:: BRIEF ::
Reproduce verbatim the lines of the records beginning with the line that contains "window C1818 b [243, 125, 289, 130]" and continuing through the line that contains "wall bay left [338, 348, 345, 361]", both included.

:: GIVEN INFORMATION ::
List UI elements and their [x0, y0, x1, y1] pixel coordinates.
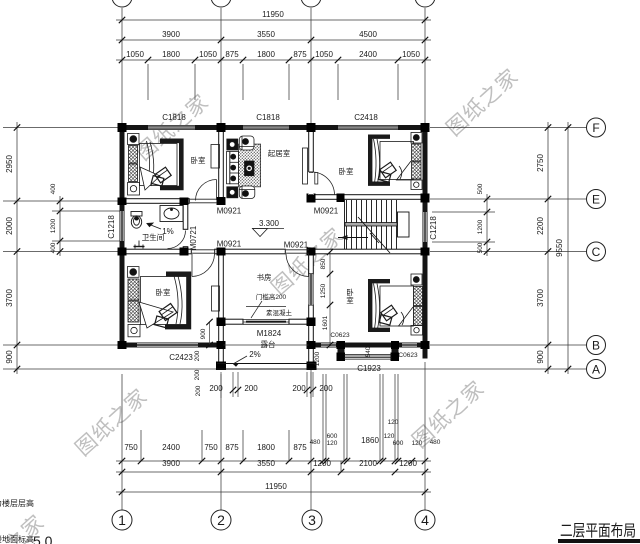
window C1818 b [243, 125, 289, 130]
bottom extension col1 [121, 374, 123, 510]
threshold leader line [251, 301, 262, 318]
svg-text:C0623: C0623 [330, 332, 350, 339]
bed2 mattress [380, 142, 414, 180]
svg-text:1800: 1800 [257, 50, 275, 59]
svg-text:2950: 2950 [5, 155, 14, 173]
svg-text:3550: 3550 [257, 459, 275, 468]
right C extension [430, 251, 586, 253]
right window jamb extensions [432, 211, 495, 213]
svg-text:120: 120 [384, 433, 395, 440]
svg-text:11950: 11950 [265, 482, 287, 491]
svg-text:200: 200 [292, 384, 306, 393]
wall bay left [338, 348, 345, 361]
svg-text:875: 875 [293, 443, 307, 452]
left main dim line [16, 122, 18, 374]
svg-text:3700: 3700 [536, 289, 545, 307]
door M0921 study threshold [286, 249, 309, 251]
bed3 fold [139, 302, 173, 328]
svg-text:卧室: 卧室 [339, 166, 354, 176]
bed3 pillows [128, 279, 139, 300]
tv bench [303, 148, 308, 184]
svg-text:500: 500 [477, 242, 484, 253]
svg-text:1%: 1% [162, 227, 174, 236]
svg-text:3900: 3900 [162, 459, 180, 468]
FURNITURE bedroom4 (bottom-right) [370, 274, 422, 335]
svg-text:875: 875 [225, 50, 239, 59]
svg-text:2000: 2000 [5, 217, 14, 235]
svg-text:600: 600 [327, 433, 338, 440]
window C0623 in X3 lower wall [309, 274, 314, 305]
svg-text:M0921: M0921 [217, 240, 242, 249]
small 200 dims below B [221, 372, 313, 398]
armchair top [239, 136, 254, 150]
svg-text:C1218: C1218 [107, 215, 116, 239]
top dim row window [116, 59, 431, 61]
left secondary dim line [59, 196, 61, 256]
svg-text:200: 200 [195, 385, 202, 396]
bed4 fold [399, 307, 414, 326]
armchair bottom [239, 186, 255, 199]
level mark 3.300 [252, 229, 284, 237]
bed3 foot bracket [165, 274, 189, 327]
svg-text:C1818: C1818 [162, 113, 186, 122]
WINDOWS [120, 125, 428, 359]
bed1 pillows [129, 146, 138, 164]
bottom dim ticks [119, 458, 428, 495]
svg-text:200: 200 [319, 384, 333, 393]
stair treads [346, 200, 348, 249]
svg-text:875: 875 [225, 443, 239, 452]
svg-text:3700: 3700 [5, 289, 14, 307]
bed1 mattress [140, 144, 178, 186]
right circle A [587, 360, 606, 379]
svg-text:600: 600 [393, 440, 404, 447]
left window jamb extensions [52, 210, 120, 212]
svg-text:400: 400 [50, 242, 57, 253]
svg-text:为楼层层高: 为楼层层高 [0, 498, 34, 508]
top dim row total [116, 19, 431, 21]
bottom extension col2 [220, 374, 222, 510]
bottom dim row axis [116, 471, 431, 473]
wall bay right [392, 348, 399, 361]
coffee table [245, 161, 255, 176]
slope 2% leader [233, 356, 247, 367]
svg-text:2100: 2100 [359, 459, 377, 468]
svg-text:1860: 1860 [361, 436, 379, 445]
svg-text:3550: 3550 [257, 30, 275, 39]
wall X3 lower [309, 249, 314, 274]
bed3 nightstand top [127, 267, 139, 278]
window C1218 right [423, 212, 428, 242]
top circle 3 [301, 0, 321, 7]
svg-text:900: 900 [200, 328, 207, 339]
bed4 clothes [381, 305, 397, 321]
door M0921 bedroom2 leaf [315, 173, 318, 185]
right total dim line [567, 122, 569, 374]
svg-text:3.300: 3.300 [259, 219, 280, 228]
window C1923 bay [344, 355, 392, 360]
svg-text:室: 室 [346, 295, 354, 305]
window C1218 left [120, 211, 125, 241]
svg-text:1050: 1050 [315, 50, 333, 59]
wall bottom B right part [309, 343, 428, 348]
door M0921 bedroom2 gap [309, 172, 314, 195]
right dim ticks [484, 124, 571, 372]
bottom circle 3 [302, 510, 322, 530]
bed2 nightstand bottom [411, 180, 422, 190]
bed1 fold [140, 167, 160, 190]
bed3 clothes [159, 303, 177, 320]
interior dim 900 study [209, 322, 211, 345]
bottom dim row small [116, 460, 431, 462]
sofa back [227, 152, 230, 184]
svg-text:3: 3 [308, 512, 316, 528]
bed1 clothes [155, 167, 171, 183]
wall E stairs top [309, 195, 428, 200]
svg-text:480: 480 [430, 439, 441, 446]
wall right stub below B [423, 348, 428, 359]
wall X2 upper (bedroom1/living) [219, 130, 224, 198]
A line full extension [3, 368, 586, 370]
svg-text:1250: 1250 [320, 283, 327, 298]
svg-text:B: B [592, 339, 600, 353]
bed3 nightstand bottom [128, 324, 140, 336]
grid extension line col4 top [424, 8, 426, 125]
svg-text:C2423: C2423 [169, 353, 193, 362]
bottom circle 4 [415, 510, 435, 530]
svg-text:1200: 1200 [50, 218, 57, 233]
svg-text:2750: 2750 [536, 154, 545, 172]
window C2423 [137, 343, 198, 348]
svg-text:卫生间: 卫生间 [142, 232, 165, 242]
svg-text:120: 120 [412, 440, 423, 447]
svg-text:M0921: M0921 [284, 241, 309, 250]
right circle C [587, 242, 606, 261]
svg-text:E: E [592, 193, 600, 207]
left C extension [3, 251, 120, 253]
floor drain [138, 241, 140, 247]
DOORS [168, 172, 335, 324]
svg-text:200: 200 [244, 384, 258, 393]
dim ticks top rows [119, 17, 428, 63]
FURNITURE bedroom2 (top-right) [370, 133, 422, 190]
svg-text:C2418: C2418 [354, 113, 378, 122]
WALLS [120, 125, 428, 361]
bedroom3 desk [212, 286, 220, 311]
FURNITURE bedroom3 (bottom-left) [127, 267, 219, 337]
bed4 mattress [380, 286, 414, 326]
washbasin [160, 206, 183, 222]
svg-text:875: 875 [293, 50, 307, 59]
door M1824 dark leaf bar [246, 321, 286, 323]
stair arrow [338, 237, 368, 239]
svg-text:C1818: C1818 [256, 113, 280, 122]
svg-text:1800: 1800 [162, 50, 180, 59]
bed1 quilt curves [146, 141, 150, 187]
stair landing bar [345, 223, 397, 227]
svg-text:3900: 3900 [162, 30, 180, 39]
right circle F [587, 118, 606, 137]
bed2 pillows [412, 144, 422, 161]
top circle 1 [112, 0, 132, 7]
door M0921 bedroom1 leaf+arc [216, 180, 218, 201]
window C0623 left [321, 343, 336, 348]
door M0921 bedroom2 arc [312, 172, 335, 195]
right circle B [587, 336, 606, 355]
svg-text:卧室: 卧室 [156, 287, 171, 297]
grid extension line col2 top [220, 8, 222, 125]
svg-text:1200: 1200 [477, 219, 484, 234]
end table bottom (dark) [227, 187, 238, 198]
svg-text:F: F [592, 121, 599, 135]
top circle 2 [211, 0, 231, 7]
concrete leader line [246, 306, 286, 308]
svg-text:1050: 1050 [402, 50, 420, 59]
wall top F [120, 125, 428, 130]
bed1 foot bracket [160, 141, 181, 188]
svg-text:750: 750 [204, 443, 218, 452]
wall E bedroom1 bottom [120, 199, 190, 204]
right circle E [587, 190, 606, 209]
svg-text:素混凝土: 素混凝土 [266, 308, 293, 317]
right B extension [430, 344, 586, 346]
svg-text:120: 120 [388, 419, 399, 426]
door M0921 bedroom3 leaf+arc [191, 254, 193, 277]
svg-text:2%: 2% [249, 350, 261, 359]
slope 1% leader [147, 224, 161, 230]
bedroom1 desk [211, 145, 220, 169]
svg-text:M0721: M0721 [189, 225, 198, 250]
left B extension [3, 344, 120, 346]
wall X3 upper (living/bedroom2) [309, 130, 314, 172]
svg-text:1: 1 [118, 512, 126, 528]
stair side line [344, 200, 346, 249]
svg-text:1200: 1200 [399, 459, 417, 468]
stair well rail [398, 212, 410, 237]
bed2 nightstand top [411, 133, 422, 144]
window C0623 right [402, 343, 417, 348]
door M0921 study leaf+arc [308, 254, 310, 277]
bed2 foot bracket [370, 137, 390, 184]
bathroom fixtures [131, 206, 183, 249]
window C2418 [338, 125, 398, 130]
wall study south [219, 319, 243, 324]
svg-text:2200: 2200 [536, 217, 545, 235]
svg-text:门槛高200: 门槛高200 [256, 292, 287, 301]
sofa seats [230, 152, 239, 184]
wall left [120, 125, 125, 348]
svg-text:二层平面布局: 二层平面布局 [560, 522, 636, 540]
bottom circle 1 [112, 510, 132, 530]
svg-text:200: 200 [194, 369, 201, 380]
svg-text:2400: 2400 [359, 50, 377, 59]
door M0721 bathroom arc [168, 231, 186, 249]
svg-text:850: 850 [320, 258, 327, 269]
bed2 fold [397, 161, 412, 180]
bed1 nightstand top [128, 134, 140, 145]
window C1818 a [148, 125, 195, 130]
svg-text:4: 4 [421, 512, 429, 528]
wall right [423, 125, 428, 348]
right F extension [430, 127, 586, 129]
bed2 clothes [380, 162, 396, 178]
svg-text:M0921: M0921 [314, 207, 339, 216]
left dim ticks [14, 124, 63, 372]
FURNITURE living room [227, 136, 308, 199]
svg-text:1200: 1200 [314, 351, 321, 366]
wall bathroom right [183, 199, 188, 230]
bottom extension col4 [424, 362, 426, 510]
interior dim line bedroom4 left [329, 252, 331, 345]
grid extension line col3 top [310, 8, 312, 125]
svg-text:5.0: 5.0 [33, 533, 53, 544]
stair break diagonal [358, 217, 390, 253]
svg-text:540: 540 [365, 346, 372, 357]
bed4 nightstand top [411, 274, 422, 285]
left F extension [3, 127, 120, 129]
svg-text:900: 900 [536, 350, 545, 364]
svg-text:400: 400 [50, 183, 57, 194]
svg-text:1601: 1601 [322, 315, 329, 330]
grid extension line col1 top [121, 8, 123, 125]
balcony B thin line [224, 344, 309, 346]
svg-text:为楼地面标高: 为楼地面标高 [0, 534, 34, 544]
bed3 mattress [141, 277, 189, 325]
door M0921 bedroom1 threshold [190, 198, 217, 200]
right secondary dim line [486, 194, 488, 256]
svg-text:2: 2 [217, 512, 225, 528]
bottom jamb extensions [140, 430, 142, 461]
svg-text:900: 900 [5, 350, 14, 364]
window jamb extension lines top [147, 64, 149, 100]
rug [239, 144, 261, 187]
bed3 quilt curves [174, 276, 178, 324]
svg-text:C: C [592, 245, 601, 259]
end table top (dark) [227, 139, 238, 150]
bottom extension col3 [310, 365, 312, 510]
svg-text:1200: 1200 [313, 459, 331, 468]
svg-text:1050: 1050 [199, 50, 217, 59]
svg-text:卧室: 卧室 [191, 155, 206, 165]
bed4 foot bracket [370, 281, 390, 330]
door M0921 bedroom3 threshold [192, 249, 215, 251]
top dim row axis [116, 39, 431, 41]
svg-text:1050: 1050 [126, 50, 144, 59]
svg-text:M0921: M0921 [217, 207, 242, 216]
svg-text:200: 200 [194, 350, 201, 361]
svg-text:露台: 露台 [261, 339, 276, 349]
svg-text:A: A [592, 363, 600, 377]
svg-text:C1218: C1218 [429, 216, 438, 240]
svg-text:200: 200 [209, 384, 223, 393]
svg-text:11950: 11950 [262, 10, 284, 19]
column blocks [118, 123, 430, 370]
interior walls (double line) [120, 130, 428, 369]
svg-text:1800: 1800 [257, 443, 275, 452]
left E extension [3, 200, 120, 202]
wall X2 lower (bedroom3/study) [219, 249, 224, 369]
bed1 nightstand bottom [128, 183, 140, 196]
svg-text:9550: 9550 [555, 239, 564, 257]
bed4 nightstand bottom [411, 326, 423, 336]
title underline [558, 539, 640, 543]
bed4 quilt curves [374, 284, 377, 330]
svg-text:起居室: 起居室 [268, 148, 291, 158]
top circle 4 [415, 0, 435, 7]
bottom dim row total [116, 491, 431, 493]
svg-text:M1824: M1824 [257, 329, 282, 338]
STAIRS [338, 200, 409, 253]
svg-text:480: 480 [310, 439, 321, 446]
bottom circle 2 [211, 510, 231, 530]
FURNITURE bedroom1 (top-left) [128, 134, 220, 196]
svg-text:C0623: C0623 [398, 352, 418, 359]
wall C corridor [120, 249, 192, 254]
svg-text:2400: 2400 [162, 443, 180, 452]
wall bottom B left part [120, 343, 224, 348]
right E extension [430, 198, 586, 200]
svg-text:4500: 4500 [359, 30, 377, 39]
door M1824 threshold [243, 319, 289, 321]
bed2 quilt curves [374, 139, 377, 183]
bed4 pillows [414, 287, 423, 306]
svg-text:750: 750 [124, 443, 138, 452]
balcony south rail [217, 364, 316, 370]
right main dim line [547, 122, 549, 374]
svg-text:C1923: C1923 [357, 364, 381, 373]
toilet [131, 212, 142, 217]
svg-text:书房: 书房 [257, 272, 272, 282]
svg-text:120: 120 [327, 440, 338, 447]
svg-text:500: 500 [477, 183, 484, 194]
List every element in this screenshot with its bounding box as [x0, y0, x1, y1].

--

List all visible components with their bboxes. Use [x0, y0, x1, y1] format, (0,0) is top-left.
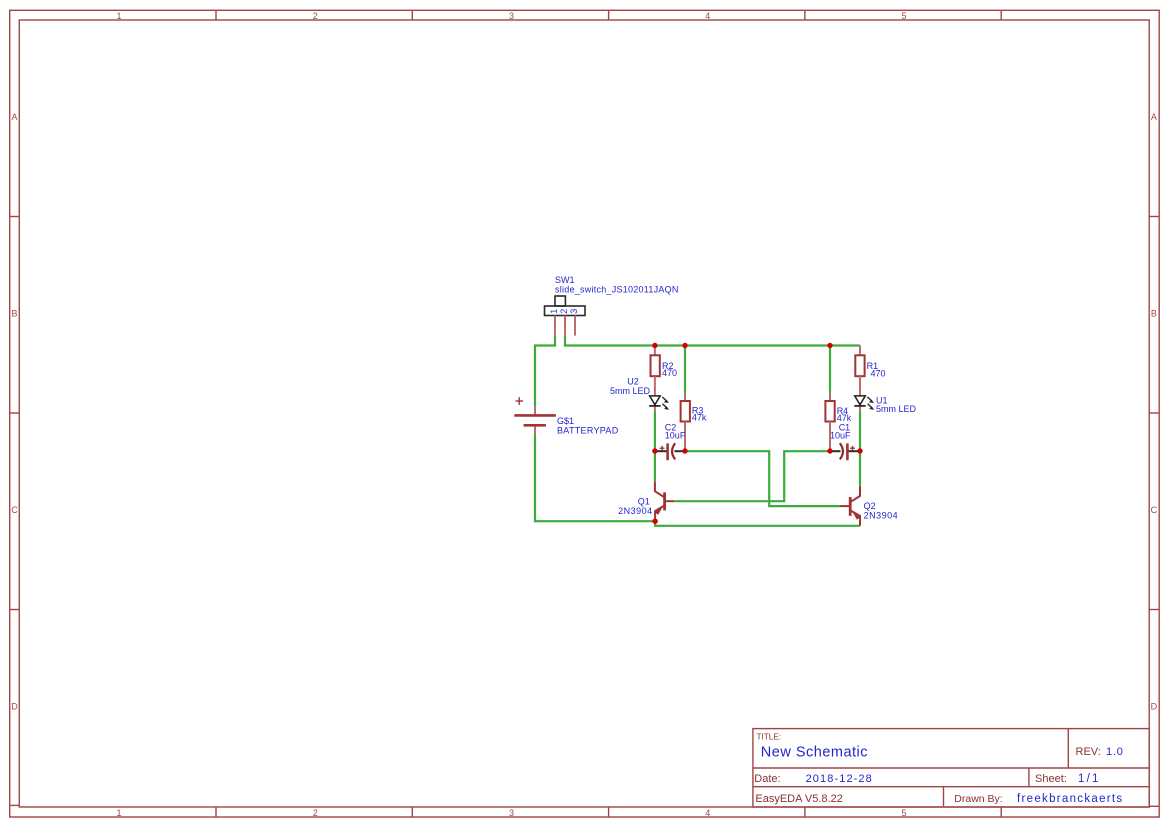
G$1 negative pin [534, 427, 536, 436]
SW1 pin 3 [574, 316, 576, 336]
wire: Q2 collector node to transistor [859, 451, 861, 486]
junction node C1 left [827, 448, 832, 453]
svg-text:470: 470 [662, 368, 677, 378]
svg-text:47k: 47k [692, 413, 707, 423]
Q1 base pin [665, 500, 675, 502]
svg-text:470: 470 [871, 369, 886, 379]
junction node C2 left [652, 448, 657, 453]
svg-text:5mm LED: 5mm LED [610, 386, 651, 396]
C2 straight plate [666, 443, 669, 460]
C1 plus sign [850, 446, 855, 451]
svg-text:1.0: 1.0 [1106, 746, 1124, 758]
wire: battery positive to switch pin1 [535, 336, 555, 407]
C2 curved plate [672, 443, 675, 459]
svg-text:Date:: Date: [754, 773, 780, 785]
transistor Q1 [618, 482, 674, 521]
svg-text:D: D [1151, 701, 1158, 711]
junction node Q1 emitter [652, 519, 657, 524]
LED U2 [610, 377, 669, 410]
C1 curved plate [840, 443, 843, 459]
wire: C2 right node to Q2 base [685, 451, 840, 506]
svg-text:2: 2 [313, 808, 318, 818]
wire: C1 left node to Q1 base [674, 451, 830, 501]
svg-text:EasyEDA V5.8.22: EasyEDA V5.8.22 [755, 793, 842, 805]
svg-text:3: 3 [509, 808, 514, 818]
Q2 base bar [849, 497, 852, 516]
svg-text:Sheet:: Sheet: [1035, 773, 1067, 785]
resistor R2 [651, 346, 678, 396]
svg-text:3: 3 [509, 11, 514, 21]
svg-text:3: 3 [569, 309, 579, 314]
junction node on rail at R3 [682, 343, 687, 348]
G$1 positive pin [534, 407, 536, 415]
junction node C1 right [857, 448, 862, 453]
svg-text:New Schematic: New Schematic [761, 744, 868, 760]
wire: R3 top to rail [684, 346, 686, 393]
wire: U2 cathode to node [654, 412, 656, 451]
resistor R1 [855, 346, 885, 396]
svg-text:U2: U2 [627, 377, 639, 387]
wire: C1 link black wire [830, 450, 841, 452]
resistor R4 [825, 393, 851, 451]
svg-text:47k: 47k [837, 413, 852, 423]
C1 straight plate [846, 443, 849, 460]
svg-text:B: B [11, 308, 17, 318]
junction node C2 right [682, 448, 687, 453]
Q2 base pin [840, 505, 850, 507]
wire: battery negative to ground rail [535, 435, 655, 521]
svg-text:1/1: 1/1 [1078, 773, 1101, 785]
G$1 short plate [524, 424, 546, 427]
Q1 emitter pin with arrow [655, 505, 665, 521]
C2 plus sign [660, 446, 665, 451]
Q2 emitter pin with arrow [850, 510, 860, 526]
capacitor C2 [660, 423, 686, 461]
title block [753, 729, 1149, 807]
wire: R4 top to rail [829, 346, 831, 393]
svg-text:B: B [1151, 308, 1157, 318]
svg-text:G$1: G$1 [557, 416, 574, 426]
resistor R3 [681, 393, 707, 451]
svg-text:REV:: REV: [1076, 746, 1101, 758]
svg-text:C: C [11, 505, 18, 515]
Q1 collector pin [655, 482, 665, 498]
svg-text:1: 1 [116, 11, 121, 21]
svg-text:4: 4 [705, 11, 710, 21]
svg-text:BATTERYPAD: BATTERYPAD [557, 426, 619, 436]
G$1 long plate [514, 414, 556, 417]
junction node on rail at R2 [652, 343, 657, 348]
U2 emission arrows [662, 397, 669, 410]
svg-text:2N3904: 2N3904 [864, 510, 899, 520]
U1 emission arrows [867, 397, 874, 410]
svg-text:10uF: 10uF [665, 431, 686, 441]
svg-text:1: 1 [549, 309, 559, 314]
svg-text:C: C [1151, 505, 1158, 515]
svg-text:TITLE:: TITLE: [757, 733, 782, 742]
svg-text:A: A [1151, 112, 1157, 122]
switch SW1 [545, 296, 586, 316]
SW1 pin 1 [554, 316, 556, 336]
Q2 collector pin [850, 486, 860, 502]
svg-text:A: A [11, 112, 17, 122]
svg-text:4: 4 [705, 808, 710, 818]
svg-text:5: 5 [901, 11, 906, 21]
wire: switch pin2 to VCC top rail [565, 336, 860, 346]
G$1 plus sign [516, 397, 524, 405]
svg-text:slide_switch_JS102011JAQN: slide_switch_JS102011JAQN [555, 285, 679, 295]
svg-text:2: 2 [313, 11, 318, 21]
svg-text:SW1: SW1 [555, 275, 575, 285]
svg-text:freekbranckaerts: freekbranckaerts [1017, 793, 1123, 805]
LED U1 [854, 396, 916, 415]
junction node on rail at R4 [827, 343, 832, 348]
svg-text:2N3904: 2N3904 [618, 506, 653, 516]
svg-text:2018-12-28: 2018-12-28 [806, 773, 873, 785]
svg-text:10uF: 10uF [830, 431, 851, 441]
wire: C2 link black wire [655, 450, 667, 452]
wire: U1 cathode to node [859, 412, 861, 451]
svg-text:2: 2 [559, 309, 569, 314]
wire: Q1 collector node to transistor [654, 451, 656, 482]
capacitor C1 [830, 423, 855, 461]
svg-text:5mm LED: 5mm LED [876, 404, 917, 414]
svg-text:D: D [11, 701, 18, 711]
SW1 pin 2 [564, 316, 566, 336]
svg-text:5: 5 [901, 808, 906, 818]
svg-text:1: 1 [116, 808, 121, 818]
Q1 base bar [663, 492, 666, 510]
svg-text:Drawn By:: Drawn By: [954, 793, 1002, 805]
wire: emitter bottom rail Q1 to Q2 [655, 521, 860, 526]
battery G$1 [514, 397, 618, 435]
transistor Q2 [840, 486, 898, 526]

:: TASK RESULT ::
window C1818 b [243, 125, 289, 130]
bottom extension col1 [121, 374, 123, 510]
threshold leader line [251, 301, 262, 318]
svg-text:C0623: C0623 [330, 332, 350, 339]
bed2 mattress [380, 142, 414, 180]
svg-text:1800: 1800 [257, 50, 275, 59]
svg-text:2950: 2950 [5, 155, 14, 173]
svg-text:3550: 3550 [257, 459, 275, 468]
right C extension [430, 251, 586, 253]
right window jamb extensions [432, 211, 495, 213]
svg-text:120: 120 [384, 433, 395, 440]
svg-text:11950: 11950 [265, 482, 287, 491]
svg-text:200: 200 [292, 384, 306, 393]
wall bay left [338, 348, 345, 361]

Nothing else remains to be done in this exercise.